### [Description of the task]
Set down each entry exactly as given; pictures should not appear in the copy.

### [Task inputs]
────
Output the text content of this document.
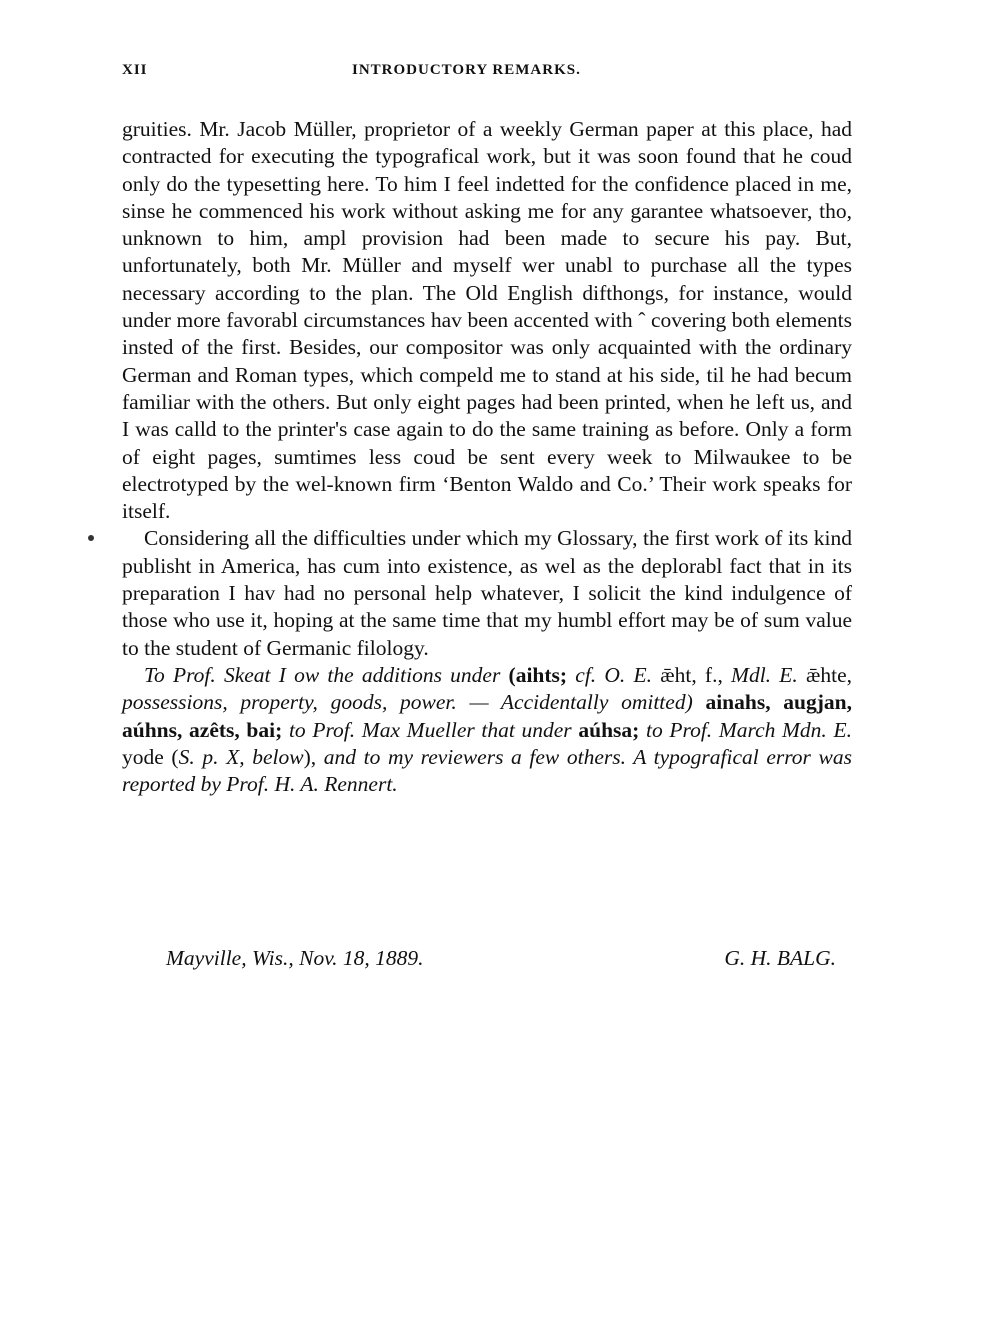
XII	INTRODUCTORY REMARKS.

gruities. Mr. Jacob Müller, proprietor of a weekly German paper at this place, had contracted for executing the typografical work, but it was soon found that he coud only do the typesetting here. To him I feel indetted for the confidence placed in me, sinse he commenced his work without asking me for any garantee whatsoever, tho, unknown to him, ampl provision had been made to secure his pay. But, unfortunately, both Mr. Müller and myself wer unabl to purchase all the types necessary according to the plan. The Old English difthongs, for instance, would under more favorabl circumstances hav been accented with ˆ covering both elements insted of the first. Besides, our compositor was only acquainted with the ordinary German and Roman types, which compeld me to stand at his side, til he had becum familiar with the others. But only eight pages had been printed, when he left us, and I was calld to the printer's case again to do the same training as before. Only a form of eight pages, sumtimes less coud be sent every week to Milwaukee to be electrotyped by the wel-known firm ‘Benton Waldo and Co.’ Their work speaks for itself.

Considering all the difficulties under which my Glossary, the first work of its kind publisht in America, has cum into existence, as wel as the deplorabl fact that in its preparation I hav had no personal help whatever, I solicit the kind indulgence of those who use it, hoping at the same time that my humbl effort may be of sum value to the student of Germanic filology.

To Prof. Skeat I ow the additions under (aihts; cf. O. E. ǣht, f., Mdl. E. ǣhte, possessions, property, goods, power. — Accidentally omitted) ainahs, augjan, aúhns, azêts, bai; to Prof. Max Mueller that under aúhsa; to Prof. March Mdn. E. yode (S. p. X, below), and to my reviewers a few others. A typografical error was reported by Prof. H. A. Rennert.

Mayville, Wis., Nov. 18, 1889.	G. H. BALG.
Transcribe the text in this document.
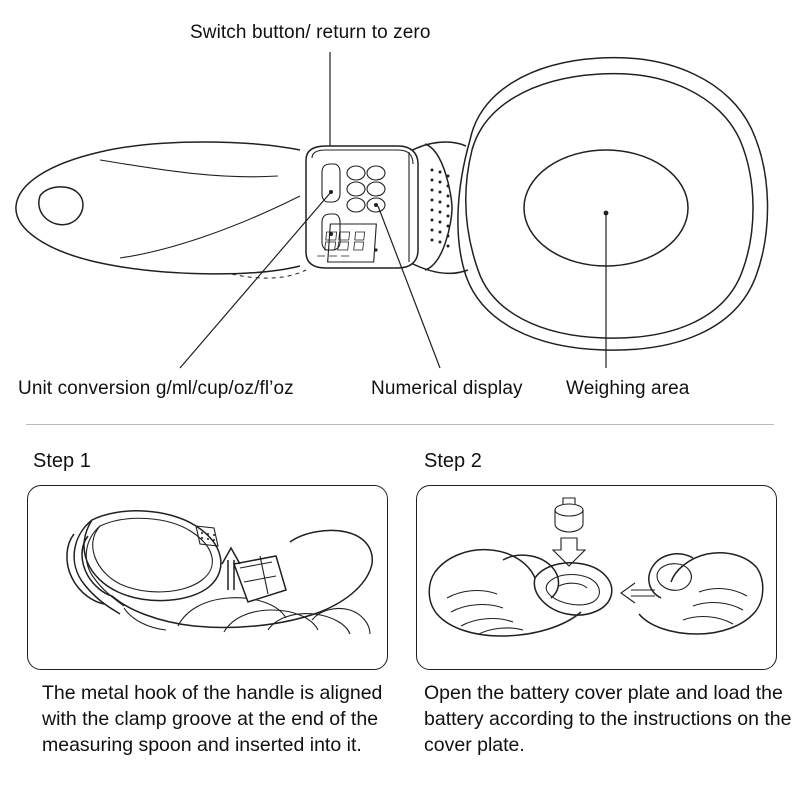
Switch button/ return to zero
Unit conversion g/ml/cup/oz/fl’oz	Numerical display Weighing area
Step 1
The metal hook of the handle is aligned with the clamp groove at the end of the measuring spoon and inserted into it.
Step 2
Open the battery cover plate and load the battery according to the instructions on the cover plate.
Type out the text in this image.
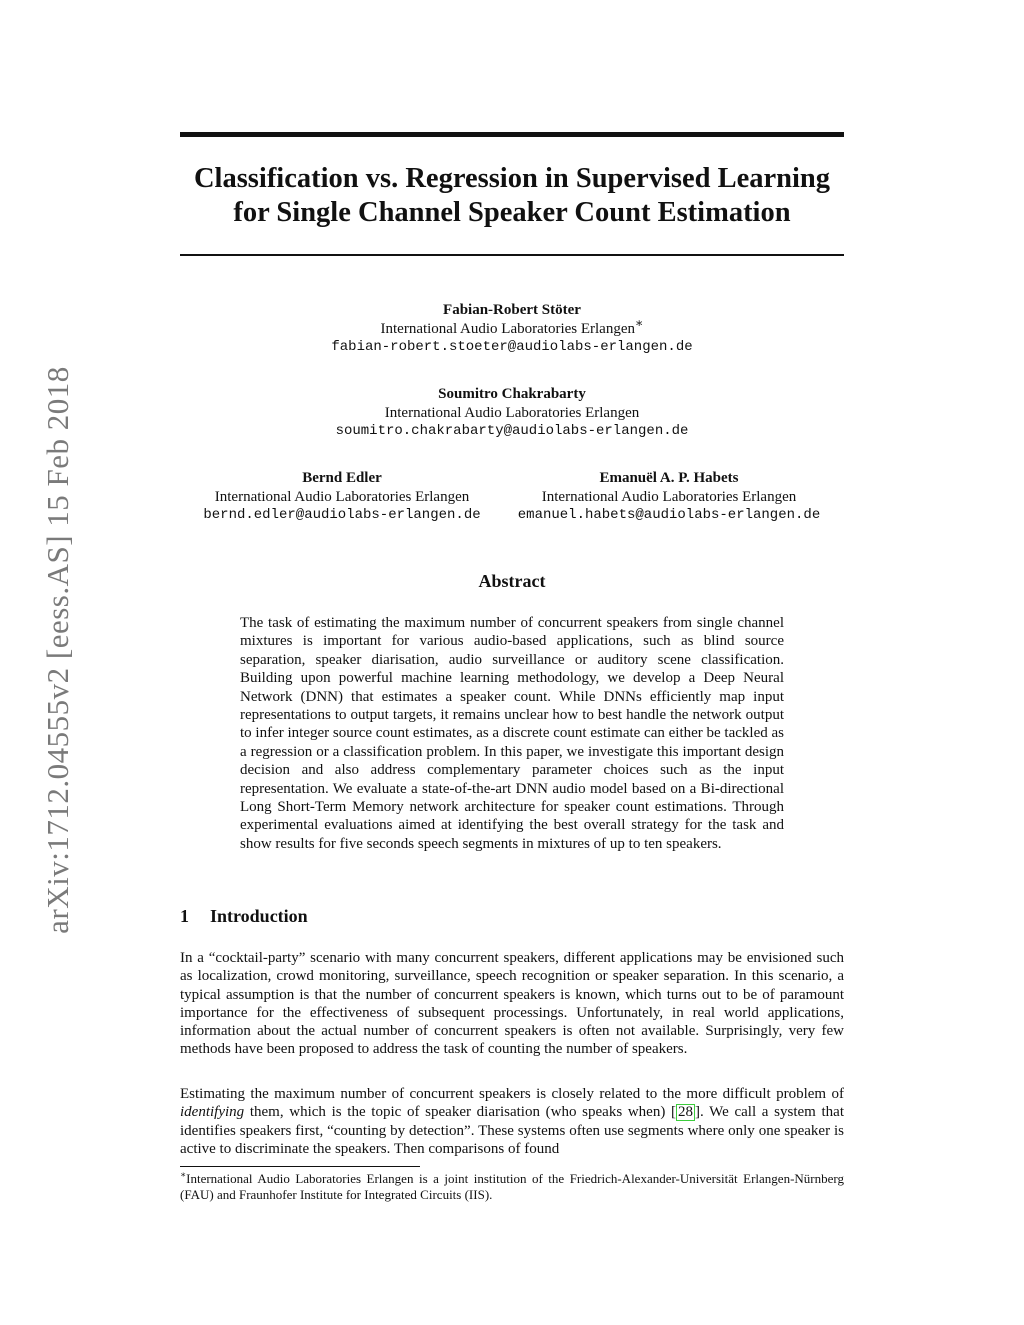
arXiv:1712.04555v2 [eess.AS] 15 Feb 2018
Classification vs. Regression in Supervised Learning
for Single Channel Speaker Count Estimation
Fabian-Robert Stöter
International Audio Laboratories Erlangen∗
fabian-robert.stoeter@audiolabs-erlangen.de
Soumitro Chakrabarty
International Audio Laboratories Erlangen
soumitro.chakrabarty@audiolabs-erlangen.de
Bernd Edler
International Audio Laboratories Erlangen
bernd.edler@audiolabs-erlangen.de
Emanuël A. P. Habets
International Audio Laboratories Erlangen
emanuel.habets@audiolabs-erlangen.de
Abstract
The task of estimating the maximum number of concurrent speakers from single channel mixtures is important for various audio-based applications, such as blind source separation, speaker diarisation, audio surveillance or auditory scene classification. Building upon powerful machine learning methodology, we develop a Deep Neural Network (DNN) that estimates a speaker count. While DNNs efficiently map input representations to output targets, it remains unclear how to best handle the network output to infer integer source count estimates, as a discrete count estimate can either be tackled as a regression or a classification problem. In this paper, we investigate this important design decision and also address complementary parameter choices such as the input representation. We evaluate a state-of-the-art DNN audio model based on a Bi-directional Long Short-Term Memory network architecture for speaker count estimations. Through experimental evaluations aimed at identifying the best overall strategy for the task and show results for five seconds speech segments in mixtures of up to ten speakers.
1 Introduction
In a “cocktail-party” scenario with many concurrent speakers, different applications may be envisioned such as localization, crowd monitoring, surveillance, speech recognition or speaker separation. In this scenario, a typical assumption is that the number of concurrent speakers is known, which turns out to be of paramount importance for the effectiveness of subsequent processings. Unfortunately, in real world applications, information about the actual number of concurrent speakers is often not available. Surprisingly, very few methods have been proposed to address the task of counting the number of speakers.
Estimating the maximum number of concurrent speakers is closely related to the more difficult problem of identifying them, which is the topic of speaker diarisation (who speaks when) [ 28 ]. We call a system that identifies speakers first, “counting by detection”. These systems often use segments where only one speaker is active to discriminate the speakers. Then comparisons of found
∗International Audio Laboratories Erlangen is a joint institution of the Friedrich-Alexander-Universität Erlangen-Nürnberg (FAU) and Fraunhofer Institute for Integrated Circuits (IIS).
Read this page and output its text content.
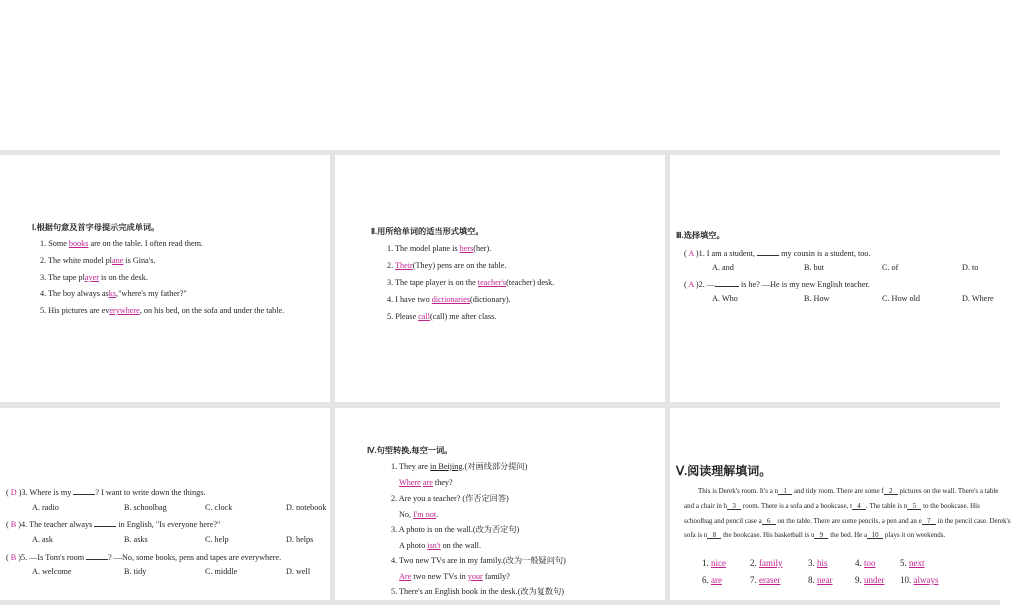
Ⅰ.根据句意及首字母提示完成单词。
1. Some books are on the table. I often read them.
2. The white model plane is Gina's.
3. The tape player is on the desk.
4. The boy always asks,"where's my father?"
5. His pictures are everywhere, on his bed, on the sofa and under the table.
Ⅱ.用所给单词的适当形式填空。
1. The model plane is hers(her).
2. Their(They) pens are on the table.
3. The tape player is on the teacher's(teacher) desk.
4. I have two dictionaries(dictionary).
5. Please call(call) me after class.
Ⅲ.选择填空。
( A )1. I am a student,	my cousin is a student, too.
A. and	B. but	C. of	D. to
( A )2. —	is he? —He is my new English teacher.
A. Who	B. How	C. How old	D. Where
( D )3. Where is my	? I want to write down the things.
A. radio	B. schoolbag	C. clock	D. notebook
( B )4. The teacher always	in English, "Is everyone here?"
A. ask	B. asks	C. help	D. helps
( B )5. —Is Tom's room	? —No, some books, pens and tapes are everywhere.
A. welcome	B. tidy	C. middle	D. well
Ⅳ.句型转换,每空一词。
1. They are in Beijing.(对画线部分提问)
Where are they?
2. Are you a teacher? (作否定回答)
No, I'm not.
3. A photo is on the wall.(改为否定句)
A photo isn't on the wall.
4. Two new TVs are in my family.(改为一般疑问句)
Are two new TVs in your family?
5. There's an English book in the desk.(改为复数句)
Ⅴ.阅读理解填词。
This is Derek's room. It's a n 1 and tidy room. There are some f 2 pictures on the wall. There's a table
and a chair in h 3 room. There is a sofa and a bookcase, t 4 . The table is n 5 to the bookcase. His
schoolbag and pencil case a 6 on the table. There are some pencils, a pen and an e 7 in the pencil case. Derek's
sofa is n 8 the bookcase. His basketball is u 9 the bed. He a 10 plays it on weekends.
1. nice	2. family	3. his	4. too	5. next
6. are	7. eraser	8. near	9. under 10. always
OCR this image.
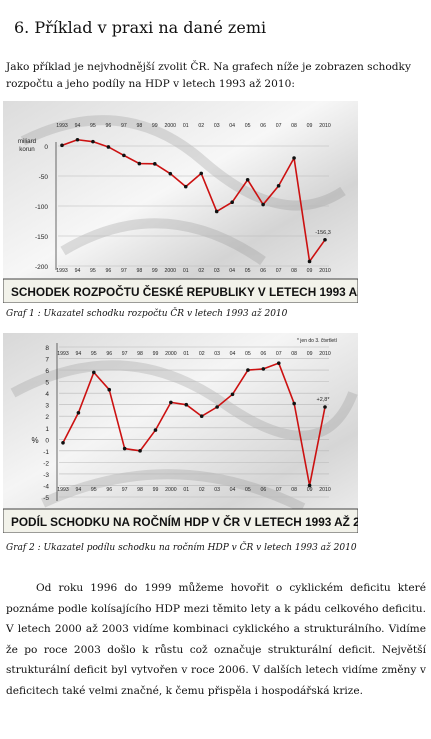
6. Příklad v praxi na dané zemi
Jako příklad je nejvhodnější zvolit ČR. Na grafech níže je zobrazen schodky rozpočtu a jeho podíly na HDP v letech 1993 až 2010:
SCHODEK ROZPOČTU ČESKÉ REPUBLIKY V LETECH 1993 AŽ 2010
0
-50
-100
-150
-200
1993
1993
94
94
95
95
96
96
97
97
98
98
99
99
2000
2000
01
01
02
02
03
03
04
04
05
05
06
06
07
07
08
08
09
09
2010
2010
miliard
korun
-156,3
Graf 1 : Ukazatel schodku rozpočtu ČR v letech 1993 až 2010
PODÍL SCHODKU NA ROČNÍM HDP V ČR V LETECH 1993 AŽ 2010
8
7
6
5
4
3
2
1
0
-1
-2
-3
-4
-5
1993
1993
94
94
95
95
96
96
97
97
98
98
99
99
2000
2000
01
01
02
02
03
03
04
04
05
05
06
06
07
07
08
08
09
09
2010
2010
%
+2,8*
* jen do 3. čtvrtletí
Graf 2 : Ukazatel podílu schodku na ročním HDP v ČR v letech 1993 až 2010

Od roku 1996 do 1999 můžeme hovořit o cyklickém deficitu které poznáme podle kolísajícího HDP mezi těmito lety a k pádu celkového deficitu. V letech 2000 až 2003 vidíme kombinaci cyklického a strukturálního. Vidíme že po roce 2003 došlo k růstu což označuje strukturální deficit. Největší strukturální deficit byl vytvořen v roce 2006. V dalších letech vidíme změny v deficitech také velmi značné, k čemu přispěla i hospodářská krize.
────
### [Result of this exercise]
Output the text content of this document.
XII	INTRODUCTORY REMARKS.

gruities. Mr. Jacob Müller, proprietor of a weekly German paper at this place, had contracted for executing the typografical work, but it was soon found that he coud only do the typesetting here. To him I feel indetted for the confidence placed in me, sinse he commenced his work without asking me for any garantee whatsoever, tho, unknown to him, ampl provision had been made to secure his pay. But, unfortunately, both Mr. Müller and myself wer unabl to purchase all the types necessary according to the plan. The Old English difthongs, for instance, would under more favorabl circumstances hav been accented with ˆ covering both elements insted of the first. Besides, our compositor was only acquainted with the ordinary German and Roman types, which compeld me to stand at his side, til he had becum familiar with the others. But only eight pages had been printed, when he left us, and I was calld to the printer's case again to do the same training as before. Only a form of eight pages, sumtimes less coud be sent every week to Milwaukee to be electrotyped by the wel-known firm ‘Benton Waldo and Co.’ Their work speaks for itself.

Considering all the difficulties under which my Glossary, the first work of its kind publisht in America, has cum into existence, as wel as the deplorabl fact that in its preparation I hav had no personal help whatever, I solicit the kind indulgence of those who use it, hoping at the same time that my humbl effort may be of sum value to the student of Germanic filology.

To Prof. Skeat I ow the additions under (aihts; cf. O. E. ǣht, f., Mdl. E. ǣhte, possessions, property, goods, power. — Accidentally omitted) ainahs, augjan, aúhns, azêts, bai; to Prof. Max Mueller that under aúhsa; to Prof. March Mdn. E. yode (S. p. X, below), and to my reviewers a few others. A typografical error was reported by Prof. H. A. Rennert.

Mayville, Wis., Nov. 18, 1889.	G. H. BALG.
Transcribe the text in this document.
Switch button/ return to zero
Unit conversion g/ml/cup/oz/fl’oz	Numerical display Weighing area
Step 1
The metal hook of the handle is aligned with the clamp groove at the end of the measuring spoon and inserted into it.
Step 2
Open the battery cover plate and load the battery according to the instructions on the cover plate.
Type out the text in this image.
arXiv:1712.04555v2 [eess.AS] 15 Feb 2018
Classification vs. Regression in Supervised Learning
for Single Channel Speaker Count Estimation
Fabian-Robert Stöter
International Audio Laboratories Erlangen∗
fabian-robert.stoeter@audiolabs-erlangen.de
Soumitro Chakrabarty
International Audio Laboratories Erlangen
soumitro.chakrabarty@audiolabs-erlangen.de
Bernd Edler
International Audio Laboratories Erlangen
bernd.edler@audiolabs-erlangen.de
Emanuël A. P. Habets
International Audio Laboratories Erlangen
emanuel.habets@audiolabs-erlangen.de
Abstract
The task of estimating the maximum number of concurrent speakers from single channel mixtures is important for various audio-based applications, such as blind source separation, speaker diarisation, audio surveillance or auditory scene classification. Building upon powerful machine learning methodology, we develop a Deep Neural Network (DNN) that estimates a speaker count. While DNNs efficiently map input representations to output targets, it remains unclear how to best handle the network output to infer integer source count estimates, as a discrete count estimate can either be tackled as a regression or a classification problem. In this paper, we investigate this important design decision and also address complementary parameter choices such as the input representation. We evaluate a state-of-the-art DNN audio model based on a Bi-directional Long Short-Term Memory network architecture for speaker count estimations. Through experimental evaluations aimed at identifying the best overall strategy for the task and show results for five seconds speech segments in mixtures of up to ten speakers.
1 Introduction
In a “cocktail-party” scenario with many concurrent speakers, different applications may be envisioned such as localization, crowd monitoring, surveillance, speech recognition or speaker separation. In this scenario, a typical assumption is that the number of concurrent speakers is known, which turns out to be of paramount importance for the effectiveness of subsequent processings. Unfortunately, in real world applications, information about the actual number of concurrent speakers is often not available. Surprisingly, very few methods have been proposed to address the task of counting the number of speakers.
Estimating the maximum number of concurrent speakers is closely related to the more difficult problem of identifying them, which is the topic of speaker diarisation (who speaks when) [ 28 ]. We call a system that identifies speakers first, “counting by detection”. These systems often use segments where only one speaker is active to discriminate the speakers. Then comparisons of found
∗International Audio Laboratories Erlangen is a joint institution of the Friedrich-Alexander-Universität Erlangen-Nürnberg (FAU) and Fraunhofer Institute for Integrated Circuits (IIS).
Read this page and output its text content.
Ⅰ.根据句意及首字母提示完成单词。
1. Some books are on the table. I often read them.
2. The white model plane is Gina's.
3. The tape player is on the desk.
4. The boy always asks,"where's my father?"
5. His pictures are everywhere, on his bed, on the sofa and under the table.
Ⅱ.用所给单词的适当形式填空。
1. The model plane is hers(her).
2. Their(They) pens are on the table.
3. The tape player is on the teacher's(teacher) desk.
4. I have two dictionaries(dictionary).
5. Please call(call) me after class.
Ⅲ.选择填空。
( A )1. I am a student,	my cousin is a student, too.
A. and	B. but	C. of	D. to
( A )2. —	is he? —He is my new English teacher.
A. Who	B. How	C. How old	D. Where
( D )3. Where is my	? I want to write down the things.
A. radio	B. schoolbag	C. clock	D. notebook
( B )4. The teacher always	in English, "Is everyone here?"
A. ask	B. asks	C. help	D. helps
( B )5. —Is Tom's room	? —No, some books, pens and tapes are everywhere.
A. welcome	B. tidy	C. middle	D. well
Ⅳ.句型转换,每空一词。
1. They are in Beijing.(对画线部分提问)
Where are they?
2. Are you a teacher? (作否定回答)
No, I'm not.
3. A photo is on the wall.(改为否定句)
A photo isn't on the wall.
4. Two new TVs are in my family.(改为一般疑问句)
Are two new TVs in your family?
5. There's an English book in the desk.(改为复数句)
Ⅴ.阅读理解填词。
This is Derek's room. It's a n 1 and tidy room. There are some f 2 pictures on the wall. There's a table
and a chair in h 3 room. There is a sofa and a bookcase, t 4 . The table is n 5 to the bookcase. His
schoolbag and pencil case a 6 on the table. There are some pencils, a pen and an e 7 in the pencil case. Derek's
sofa is n 8 the bookcase. His basketball is u 9 the bed. He a 10 plays it on weekends.
1. nice	2. family	3. his	4. too	5. next
6. are	7. eraser	8. near	9. under 10. always
OCR this image.
6. Příklad v praxi na dané zemi
Jako příklad je nejvhodnější zvolit ČR. Na grafech níže je zobrazen schodky rozpočtu a jeho podíly na HDP v letech 1993 až 2010:
SCHODEK ROZPOČTU ČESKÉ REPUBLIKY V LETECH 1993 AŽ 2010
0
-50
-100
-150
-200
1993
1993
94
94
95
95
96
96
97
97
98
98
99
99
2000
2000
01
01
02
02
03
03
04
04
05
05
06
06
07
07
08
08
09
09
2010
2010
miliard
korun
-156,3
Graf 1 : Ukazatel schodku rozpočtu ČR v letech 1993 až 2010
PODÍL SCHODKU NA ROČNÍM HDP V ČR V LETECH 1993 AŽ 2010
8
7
6
5
4
3
2
1
0
-1
-2
-3
-4
-5
1993
1993
94
94
95
95
96
96
97
97
98
98
99
99
2000
2000
01
01
02
02
03
03
04
04
05
05
06
06
07
07
08
08
09
09
2010
2010
%
+2,8*
* jen do 3. čtvrtletí
Graf 2 : Ukazatel podílu schodku na ročním HDP v ČR v letech 1993 až 2010

Od roku 1996 do 1999 můžeme hovořit o cyklickém deficitu které poznáme podle kolísajícího HDP mezi těmito lety a k pádu celkového deficitu. V letech 2000 až 2003 vidíme kombinaci cyklického a strukturálního. Vidíme že po roce 2003 došlo k růstu což označuje strukturální deficit. Největší strukturální deficit byl vytvořen v roce 2006. V dalších letech vidíme změny v deficitech také velmi značné, k čemu přispěla i hospodářská krize.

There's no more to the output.